• Your instructions:
Using the entries that follow, state how many lines contain the word "emissions". The response is that number and nothing more.

• Data entries:

********

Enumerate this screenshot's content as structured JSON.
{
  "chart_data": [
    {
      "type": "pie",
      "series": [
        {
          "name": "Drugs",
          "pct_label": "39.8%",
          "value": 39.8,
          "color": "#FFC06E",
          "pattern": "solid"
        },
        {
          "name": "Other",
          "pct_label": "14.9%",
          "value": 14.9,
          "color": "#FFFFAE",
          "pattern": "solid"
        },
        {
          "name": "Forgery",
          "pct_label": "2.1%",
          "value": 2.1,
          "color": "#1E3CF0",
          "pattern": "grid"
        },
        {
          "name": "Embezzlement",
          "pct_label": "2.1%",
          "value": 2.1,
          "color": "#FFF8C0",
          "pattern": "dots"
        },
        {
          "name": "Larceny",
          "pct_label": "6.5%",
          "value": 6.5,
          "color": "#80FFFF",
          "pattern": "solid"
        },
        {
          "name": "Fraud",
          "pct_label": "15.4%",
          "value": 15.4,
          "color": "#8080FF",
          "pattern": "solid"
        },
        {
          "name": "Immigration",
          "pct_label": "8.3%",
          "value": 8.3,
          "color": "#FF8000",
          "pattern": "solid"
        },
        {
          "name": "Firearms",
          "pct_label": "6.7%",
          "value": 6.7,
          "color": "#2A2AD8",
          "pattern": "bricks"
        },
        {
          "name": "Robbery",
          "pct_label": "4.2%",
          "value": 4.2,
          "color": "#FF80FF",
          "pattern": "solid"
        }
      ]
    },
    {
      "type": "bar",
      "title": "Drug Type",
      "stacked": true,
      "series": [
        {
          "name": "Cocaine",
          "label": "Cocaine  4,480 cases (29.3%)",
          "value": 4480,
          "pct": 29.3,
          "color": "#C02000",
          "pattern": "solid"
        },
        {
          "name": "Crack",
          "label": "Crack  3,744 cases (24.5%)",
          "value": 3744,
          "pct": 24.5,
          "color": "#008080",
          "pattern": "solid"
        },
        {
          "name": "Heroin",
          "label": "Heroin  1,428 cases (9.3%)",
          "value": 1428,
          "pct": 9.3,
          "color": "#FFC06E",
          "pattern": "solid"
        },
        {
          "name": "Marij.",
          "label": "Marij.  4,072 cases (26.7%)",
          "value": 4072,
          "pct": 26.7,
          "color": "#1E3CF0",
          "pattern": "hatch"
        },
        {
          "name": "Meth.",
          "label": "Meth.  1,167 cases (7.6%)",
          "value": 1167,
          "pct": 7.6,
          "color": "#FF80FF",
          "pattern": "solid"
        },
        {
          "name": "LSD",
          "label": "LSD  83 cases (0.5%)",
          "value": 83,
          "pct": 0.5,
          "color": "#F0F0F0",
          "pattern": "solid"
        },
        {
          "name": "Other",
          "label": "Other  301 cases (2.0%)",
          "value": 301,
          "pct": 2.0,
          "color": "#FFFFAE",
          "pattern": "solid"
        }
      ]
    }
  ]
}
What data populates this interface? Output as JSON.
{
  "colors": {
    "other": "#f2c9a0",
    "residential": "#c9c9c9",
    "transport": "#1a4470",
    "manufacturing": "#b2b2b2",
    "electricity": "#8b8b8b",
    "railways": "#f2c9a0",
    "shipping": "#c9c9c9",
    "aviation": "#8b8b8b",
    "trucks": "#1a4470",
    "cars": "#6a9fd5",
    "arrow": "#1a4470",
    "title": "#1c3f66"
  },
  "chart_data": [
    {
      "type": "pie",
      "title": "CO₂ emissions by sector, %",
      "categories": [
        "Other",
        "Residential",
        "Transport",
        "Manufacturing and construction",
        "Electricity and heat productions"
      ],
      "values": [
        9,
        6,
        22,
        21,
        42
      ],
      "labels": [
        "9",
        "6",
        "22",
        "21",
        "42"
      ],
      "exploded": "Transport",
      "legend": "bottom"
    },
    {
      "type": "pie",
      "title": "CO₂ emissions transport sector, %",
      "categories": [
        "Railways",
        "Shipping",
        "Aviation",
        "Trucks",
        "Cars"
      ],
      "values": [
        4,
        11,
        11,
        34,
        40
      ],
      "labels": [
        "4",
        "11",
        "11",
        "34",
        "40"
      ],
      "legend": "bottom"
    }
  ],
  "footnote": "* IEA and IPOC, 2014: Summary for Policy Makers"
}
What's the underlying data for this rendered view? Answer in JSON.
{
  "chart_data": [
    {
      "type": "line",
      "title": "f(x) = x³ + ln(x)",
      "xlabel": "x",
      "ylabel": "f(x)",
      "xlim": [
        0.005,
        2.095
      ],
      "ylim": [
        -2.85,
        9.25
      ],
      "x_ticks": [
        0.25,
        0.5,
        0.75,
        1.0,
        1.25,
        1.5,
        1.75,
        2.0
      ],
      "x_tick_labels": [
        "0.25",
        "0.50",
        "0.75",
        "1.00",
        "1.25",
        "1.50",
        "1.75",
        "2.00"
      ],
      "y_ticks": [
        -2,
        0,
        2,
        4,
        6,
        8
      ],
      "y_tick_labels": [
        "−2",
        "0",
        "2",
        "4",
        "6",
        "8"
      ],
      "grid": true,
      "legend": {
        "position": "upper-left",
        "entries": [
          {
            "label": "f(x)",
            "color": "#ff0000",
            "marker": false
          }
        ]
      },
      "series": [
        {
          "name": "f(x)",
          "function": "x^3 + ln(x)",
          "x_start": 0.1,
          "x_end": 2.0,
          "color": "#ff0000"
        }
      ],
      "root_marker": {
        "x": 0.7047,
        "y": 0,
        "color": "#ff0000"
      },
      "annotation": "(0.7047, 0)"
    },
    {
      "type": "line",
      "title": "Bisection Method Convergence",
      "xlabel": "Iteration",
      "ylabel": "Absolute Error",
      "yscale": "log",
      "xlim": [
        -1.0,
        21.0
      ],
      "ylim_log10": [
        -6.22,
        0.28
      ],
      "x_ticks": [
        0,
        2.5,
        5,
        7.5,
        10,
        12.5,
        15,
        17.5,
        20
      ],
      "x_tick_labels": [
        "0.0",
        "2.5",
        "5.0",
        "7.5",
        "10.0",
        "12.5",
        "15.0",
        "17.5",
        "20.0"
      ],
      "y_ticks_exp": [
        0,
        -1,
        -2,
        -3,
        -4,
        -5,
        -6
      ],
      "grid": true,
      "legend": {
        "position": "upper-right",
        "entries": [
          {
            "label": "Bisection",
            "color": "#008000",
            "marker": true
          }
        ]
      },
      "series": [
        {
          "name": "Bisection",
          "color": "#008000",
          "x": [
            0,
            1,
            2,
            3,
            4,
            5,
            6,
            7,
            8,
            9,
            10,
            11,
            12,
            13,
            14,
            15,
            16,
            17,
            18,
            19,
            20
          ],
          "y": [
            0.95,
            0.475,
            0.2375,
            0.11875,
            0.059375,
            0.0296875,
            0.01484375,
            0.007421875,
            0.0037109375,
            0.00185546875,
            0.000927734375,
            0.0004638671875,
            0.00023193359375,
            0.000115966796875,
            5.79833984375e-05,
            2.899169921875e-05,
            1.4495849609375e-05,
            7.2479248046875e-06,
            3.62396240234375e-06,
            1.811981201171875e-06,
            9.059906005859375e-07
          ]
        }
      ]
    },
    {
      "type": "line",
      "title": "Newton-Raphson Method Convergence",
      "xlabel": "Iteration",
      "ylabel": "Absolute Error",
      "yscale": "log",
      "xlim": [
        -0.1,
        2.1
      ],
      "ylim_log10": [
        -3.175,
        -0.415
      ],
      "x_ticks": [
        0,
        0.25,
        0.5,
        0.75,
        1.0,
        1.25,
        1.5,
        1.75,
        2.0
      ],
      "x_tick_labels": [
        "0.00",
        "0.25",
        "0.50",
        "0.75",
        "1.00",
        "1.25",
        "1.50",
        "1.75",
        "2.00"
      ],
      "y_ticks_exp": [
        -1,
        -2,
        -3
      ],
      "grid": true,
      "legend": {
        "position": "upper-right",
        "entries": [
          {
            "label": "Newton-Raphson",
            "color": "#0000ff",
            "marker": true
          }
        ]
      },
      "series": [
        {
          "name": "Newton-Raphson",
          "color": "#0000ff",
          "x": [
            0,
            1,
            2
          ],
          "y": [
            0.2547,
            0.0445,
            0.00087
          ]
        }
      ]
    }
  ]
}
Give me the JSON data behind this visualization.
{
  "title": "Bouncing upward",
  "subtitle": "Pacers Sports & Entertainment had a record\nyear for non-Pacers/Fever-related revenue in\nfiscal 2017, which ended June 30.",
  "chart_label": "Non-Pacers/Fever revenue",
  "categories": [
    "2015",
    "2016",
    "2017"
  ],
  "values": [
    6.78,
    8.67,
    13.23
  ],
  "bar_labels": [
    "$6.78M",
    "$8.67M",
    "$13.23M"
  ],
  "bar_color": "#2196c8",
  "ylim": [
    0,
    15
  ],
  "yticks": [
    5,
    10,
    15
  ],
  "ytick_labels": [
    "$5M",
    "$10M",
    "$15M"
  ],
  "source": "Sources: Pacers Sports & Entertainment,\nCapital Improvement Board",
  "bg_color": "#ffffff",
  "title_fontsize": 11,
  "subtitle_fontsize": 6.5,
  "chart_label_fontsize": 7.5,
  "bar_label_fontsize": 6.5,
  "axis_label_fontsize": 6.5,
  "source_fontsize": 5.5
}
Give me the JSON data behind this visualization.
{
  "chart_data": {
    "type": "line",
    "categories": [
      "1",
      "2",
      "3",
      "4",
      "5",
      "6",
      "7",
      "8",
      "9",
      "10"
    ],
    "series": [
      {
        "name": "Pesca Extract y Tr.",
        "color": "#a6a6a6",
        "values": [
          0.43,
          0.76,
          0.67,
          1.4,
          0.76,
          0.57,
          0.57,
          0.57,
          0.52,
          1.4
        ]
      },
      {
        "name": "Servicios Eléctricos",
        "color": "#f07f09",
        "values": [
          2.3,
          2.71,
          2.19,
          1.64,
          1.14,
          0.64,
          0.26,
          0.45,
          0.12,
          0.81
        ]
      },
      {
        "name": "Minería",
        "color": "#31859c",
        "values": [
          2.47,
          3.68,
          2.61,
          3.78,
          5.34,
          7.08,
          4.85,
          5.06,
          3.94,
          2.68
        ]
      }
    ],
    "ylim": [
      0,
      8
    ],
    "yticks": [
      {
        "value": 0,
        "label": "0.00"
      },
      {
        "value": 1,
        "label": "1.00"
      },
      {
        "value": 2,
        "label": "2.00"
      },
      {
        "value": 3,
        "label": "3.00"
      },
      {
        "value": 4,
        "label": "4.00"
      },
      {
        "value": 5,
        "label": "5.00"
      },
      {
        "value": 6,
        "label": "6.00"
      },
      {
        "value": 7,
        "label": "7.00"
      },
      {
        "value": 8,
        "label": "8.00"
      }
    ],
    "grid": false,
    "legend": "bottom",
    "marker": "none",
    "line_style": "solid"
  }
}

********

• Reply:
2